# Exercise prompt:
From the listing below, return each line that includes "ostnyland".

───── Input material ─────

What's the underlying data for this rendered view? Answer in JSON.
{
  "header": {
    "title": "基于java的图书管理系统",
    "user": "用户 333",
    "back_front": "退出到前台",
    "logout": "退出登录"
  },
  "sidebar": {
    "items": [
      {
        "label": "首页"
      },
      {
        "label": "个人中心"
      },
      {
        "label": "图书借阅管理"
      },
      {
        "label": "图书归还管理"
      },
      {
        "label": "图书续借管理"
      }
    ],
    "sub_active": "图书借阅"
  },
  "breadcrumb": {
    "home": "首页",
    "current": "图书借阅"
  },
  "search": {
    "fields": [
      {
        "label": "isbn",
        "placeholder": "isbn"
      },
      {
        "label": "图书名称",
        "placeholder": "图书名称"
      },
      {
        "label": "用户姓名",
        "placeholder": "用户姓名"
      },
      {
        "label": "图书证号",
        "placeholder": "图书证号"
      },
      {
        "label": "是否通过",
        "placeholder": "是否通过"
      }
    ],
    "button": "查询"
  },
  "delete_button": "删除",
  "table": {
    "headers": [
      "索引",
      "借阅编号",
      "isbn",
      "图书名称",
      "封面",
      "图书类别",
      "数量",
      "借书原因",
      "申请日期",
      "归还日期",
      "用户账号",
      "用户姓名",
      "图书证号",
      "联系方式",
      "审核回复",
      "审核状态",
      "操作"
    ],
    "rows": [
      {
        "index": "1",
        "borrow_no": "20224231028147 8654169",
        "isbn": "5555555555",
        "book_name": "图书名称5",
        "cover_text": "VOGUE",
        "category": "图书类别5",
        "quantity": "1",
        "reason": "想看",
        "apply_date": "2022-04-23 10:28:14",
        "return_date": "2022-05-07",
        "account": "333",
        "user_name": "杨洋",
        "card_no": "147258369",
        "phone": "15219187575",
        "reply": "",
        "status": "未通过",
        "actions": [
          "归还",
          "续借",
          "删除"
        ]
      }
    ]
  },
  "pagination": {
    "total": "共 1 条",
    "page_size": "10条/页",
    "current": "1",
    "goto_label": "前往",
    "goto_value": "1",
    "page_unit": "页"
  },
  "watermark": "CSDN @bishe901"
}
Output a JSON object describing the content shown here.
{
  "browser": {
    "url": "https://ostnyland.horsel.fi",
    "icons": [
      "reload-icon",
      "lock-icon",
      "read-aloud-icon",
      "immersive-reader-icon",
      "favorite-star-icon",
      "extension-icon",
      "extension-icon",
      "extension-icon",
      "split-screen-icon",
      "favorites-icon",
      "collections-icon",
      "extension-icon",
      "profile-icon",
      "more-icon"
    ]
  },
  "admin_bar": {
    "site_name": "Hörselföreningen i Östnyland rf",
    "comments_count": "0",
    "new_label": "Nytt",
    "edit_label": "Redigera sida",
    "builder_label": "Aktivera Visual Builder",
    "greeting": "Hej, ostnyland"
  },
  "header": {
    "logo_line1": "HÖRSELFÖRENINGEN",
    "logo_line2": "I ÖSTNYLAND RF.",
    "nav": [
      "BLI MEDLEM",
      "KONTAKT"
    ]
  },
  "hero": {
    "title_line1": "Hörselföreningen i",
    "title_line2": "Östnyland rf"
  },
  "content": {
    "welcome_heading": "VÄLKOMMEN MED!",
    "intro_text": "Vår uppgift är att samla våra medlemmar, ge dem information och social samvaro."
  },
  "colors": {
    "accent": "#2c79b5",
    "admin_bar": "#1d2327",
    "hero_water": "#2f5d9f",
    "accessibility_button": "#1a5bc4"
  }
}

─────

# Written reply:
    "url": "https://ostnyland.horsel.fi",
    "greeting": "Hej, ostnyland"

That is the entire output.